──────── Input records ────────

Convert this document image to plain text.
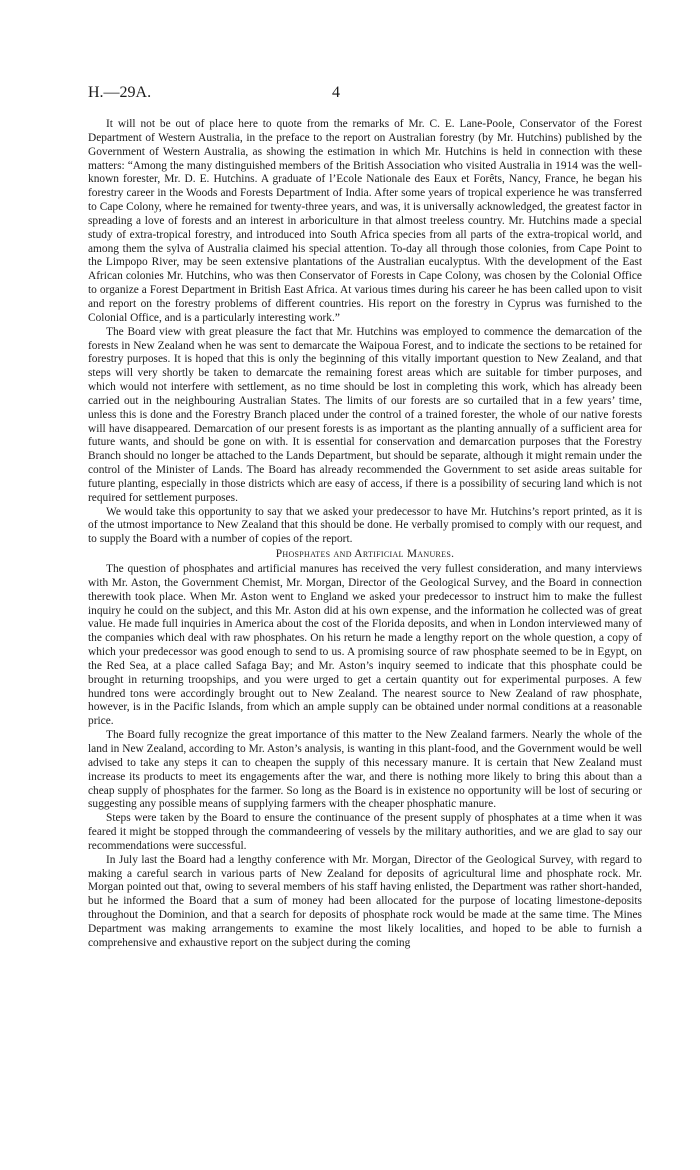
H.—29A.	4

It will not be out of place here to quote from the remarks of Mr. C. E. Lane-Poole, Conservator of the Forest Department of Western Australia, in the preface to the report on Australian forestry (by Mr. Hutchins) published by the Government of Western Australia, as showing the estimation in which Mr. Hutchins is held in connection with these matters: “Among the many distinguished members of the British Association who visited Australia in 1914 was the well-known forester, Mr. D. E. Hutchins. A graduate of l’Ecole Nationale des Eaux et Forêts, Nancy, France, he began his forestry career in the Woods and Forests Department of India. After some years of tropical experience he was transferred to Cape Colony, where he remained for twenty-three years, and was, it is universally acknowledged, the greatest factor in spreading a love of forests and an interest in arboriculture in that almost treeless country. Mr. Hutchins made a special study of extra-tropical forestry, and introduced into South Africa species from all parts of the extra-tropical world, and among them the sylva of Australia claimed his special attention. To-day all through those colonies, from Cape Point to the Limpopo River, may be seen extensive plantations of the Australian eucalyptus. With the development of the East African colonies Mr. Hutchins, who was then Conservator of Forests in Cape Colony, was chosen by the Colonial Office to organize a Forest Department in British East Africa. At various times during his career he has been called upon to visit and report on the forestry problems of different countries. His report on the forestry in Cyprus was furnished to the Colonial Office, and is a particularly interesting work.”

The Board view with great pleasure the fact that Mr. Hutchins was employed to commence the demarcation of the forests in New Zealand when he was sent to demarcate the Waipoua Forest, and to indicate the sections to be retained for forestry purposes. It is hoped that this is only the beginning of this vitally important question to New Zealand, and that steps will very shortly be taken to demarcate the remaining forest areas which are suitable for timber purposes, and which would not interfere with settlement, as no time should be lost in completing this work, which has already been carried out in the neighbouring Australian States. The limits of our forests are so curtailed that in a few years’ time, unless this is done and the Forestry Branch placed under the control of a trained forester, the whole of our native forests will have disappeared. Demarcation of our present forests is as important as the planting annually of a sufficient area for future wants, and should be gone on with. It is essential for conservation and demarcation purposes that the Forestry Branch should no longer be attached to the Lands Department, but should be separate, although it might remain under the control of the Minister of Lands. The Board has already recommended the Government to set aside areas suitable for future planting, especially in those districts which are easy of access, if there is a possibility of securing land which is not required for settlement purposes.

We would take this opportunity to say that we asked your predecessor to have Mr. Hutchins’s report printed, as it is of the utmost importance to New Zealand that this should be done. He verbally promised to comply with our request, and to supply the Board with a number of copies of the report.

Phosphates and Artificial Manures.

The question of phosphates and artificial manures has received the very fullest consideration, and many interviews with Mr. Aston, the Government Chemist, Mr. Morgan, Director of the Geological Survey, and the Board in connection therewith took place. When Mr. Aston went to England we asked your predecessor to instruct him to make the fullest inquiry he could on the subject, and this Mr. Aston did at his own expense, and the information he collected was of great value. He made full inquiries in America about the cost of the Florida deposits, and when in London interviewed many of the companies which deal with raw phosphates. On his return he made a lengthy report on the whole question, a copy of which your predecessor was good enough to send to us. A promising source of raw phosphate seemed to be in Egypt, on the Red Sea, at a place called Safaga Bay; and Mr. Aston’s inquiry seemed to indicate that this phosphate could be brought in returning troopships, and you were urged to get a certain quantity out for experimental purposes. A few hundred tons were accordingly brought out to New Zealand. The nearest source to New Zealand of raw phosphate, however, is in the Pacific Islands, from which an ample supply can be obtained under normal conditions at a reasonable price.

The Board fully recognize the great importance of this matter to the New Zealand farmers. Nearly the whole of the land in New Zealand, according to Mr. Aston’s analysis, is wanting in this plant-food, and the Government would be well advised to take any steps it can to cheapen the supply of this necessary manure. It is certain that New Zealand must increase its products to meet its engagements after the war, and there is nothing more likely to bring this about than a cheap supply of phosphates for the farmer. So long as the Board is in existence no opportunity will be lost of securing or suggesting any possible means of supplying farmers with the cheaper phosphatic manure.

Steps were taken by the Board to ensure the continuance of the present supply of phosphates at a time when it was feared it might be stopped through the commandeering of vessels by the military authorities, and we are glad to say our recommendations were successful.

In July last the Board had a lengthy conference with Mr. Morgan, Director of the Geological Survey, with regard to making a careful search in various parts of New Zealand for deposits of agricultural lime and phosphate rock. Mr. Morgan pointed out that, owing to several members of his staff having enlisted, the Department was rather short-handed, but he informed the Board that a sum of money had been allocated for the purpose of locating limestone-deposits throughout the Dominion, and that a search for deposits of phosphate rock would be made at the same time. The Mines Department was making arrangements to examine the most likely localities, and hoped to be able to furnish a comprehensive and exhaustive report on the subject during the coming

────────

What you should do:
Copy out the entries verbatim and leave the images out.

Solution to the problem:
Convert this document image to plain text.
H.—29A.	4

It will not be out of place here to quote from the remarks of Mr. C. E. Lane-Poole, Conservator of the Forest Department of Western Australia, in the preface to the report on Australian forestry (by Mr. Hutchins) published by the Government of Western Australia, as showing the estimation in which Mr. Hutchins is held in connection with these matters: “Among the many distinguished members of the British Association who visited Australia in 1914 was the well-known forester, Mr. D. E. Hutchins. A graduate of l’Ecole Nationale des Eaux et Forêts, Nancy, France, he began his forestry career in the Woods and Forests Department of India. After some years of tropical experience he was transferred to Cape Colony, where he remained for twenty-three years, and was, it is universally acknowledged, the greatest factor in spreading a love of forests and an interest in arboriculture in that almost treeless country. Mr. Hutchins made a special study of extra-tropical forestry, and introduced into South Africa species from all parts of the extra-tropical world, and among them the sylva of Australia claimed his special attention. To-day all through those colonies, from Cape Point to the Limpopo River, may be seen extensive plantations of the Australian eucalyptus. With the development of the East African colonies Mr. Hutchins, who was then Conservator of Forests in Cape Colony, was chosen by the Colonial Office to organize a Forest Department in British East Africa. At various times during his career he has been called upon to visit and report on the forestry problems of different countries. His report on the forestry in Cyprus was furnished to the Colonial Office, and is a particularly interesting work.”

The Board view with great pleasure the fact that Mr. Hutchins was employed to commence the demarcation of the forests in New Zealand when he was sent to demarcate the Waipoua Forest, and to indicate the sections to be retained for forestry purposes. It is hoped that this is only the beginning of this vitally important question to New Zealand, and that steps will very shortly be taken to demarcate the remaining forest areas which are suitable for timber purposes, and which would not interfere with settlement, as no time should be lost in completing this work, which has already been carried out in the neighbouring Australian States. The limits of our forests are so curtailed that in a few years’ time, unless this is done and the Forestry Branch placed under the control of a trained forester, the whole of our native forests will have disappeared. Demarcation of our present forests is as important as the planting annually of a sufficient area for future wants, and should be gone on with. It is essential for conservation and demarcation purposes that the Forestry Branch should no longer be attached to the Lands Department, but should be separate, although it might remain under the control of the Minister of Lands. The Board has already recommended the Government to set aside areas suitable for future planting, especially in those districts which are easy of access, if there is a possibility of securing land which is not required for settlement purposes.

We would take this opportunity to say that we asked your predecessor to have Mr. Hutchins’s report printed, as it is of the utmost importance to New Zealand that this should be done. He verbally promised to comply with our request, and to supply the Board with a number of copies of the report.

Phosphates and Artificial Manures.

The question of phosphates and artificial manures has received the very fullest consideration, and many interviews with Mr. Aston, the Government Chemist, Mr. Morgan, Director of the Geological Survey, and the Board in connection therewith took place. When Mr. Aston went to England we asked your predecessor to instruct him to make the fullest inquiry he could on the subject, and this Mr. Aston did at his own expense, and the information he collected was of great value. He made full inquiries in America about the cost of the Florida deposits, and when in London interviewed many of the companies which deal with raw phosphates. On his return he made a lengthy report on the whole question, a copy of which your predecessor was good enough to send to us. A promising source of raw phosphate seemed to be in Egypt, on the Red Sea, at a place called Safaga Bay; and Mr. Aston’s inquiry seemed to indicate that this phosphate could be brought in returning troopships, and you were urged to get a certain quantity out for experimental purposes. A few hundred tons were accordingly brought out to New Zealand. The nearest source to New Zealand of raw phosphate, however, is in the Pacific Islands, from which an ample supply can be obtained under normal conditions at a reasonable price.

The Board fully recognize the great importance of this matter to the New Zealand farmers. Nearly the whole of the land in New Zealand, according to Mr. Aston’s analysis, is wanting in this plant-food, and the Government would be well advised to take any steps it can to cheapen the supply of this necessary manure. It is certain that New Zealand must increase its products to meet its engagements after the war, and there is nothing more likely to bring this about than a cheap supply of phosphates for the farmer. So long as the Board is in existence no opportunity will be lost of securing or suggesting any possible means of supplying farmers with the cheaper phosphatic manure.

Steps were taken by the Board to ensure the continuance of the present supply of phosphates at a time when it was feared it might be stopped through the commandeering of vessels by the military authorities, and we are glad to say our recommendations were successful.

In July last the Board had a lengthy conference with Mr. Morgan, Director of the Geological Survey, with regard to making a careful search in various parts of New Zealand for deposits of agricultural lime and phosphate rock. Mr. Morgan pointed out that, owing to several members of his staff having enlisted, the Department was rather short-handed, but he informed the Board that a sum of money had been allocated for the purpose of locating limestone-deposits throughout the Dominion, and that a search for deposits of phosphate rock would be made at the same time. The Mines Department was making arrangements to examine the most likely localities, and hoped to be able to furnish a comprehensive and exhaustive report on the subject during the coming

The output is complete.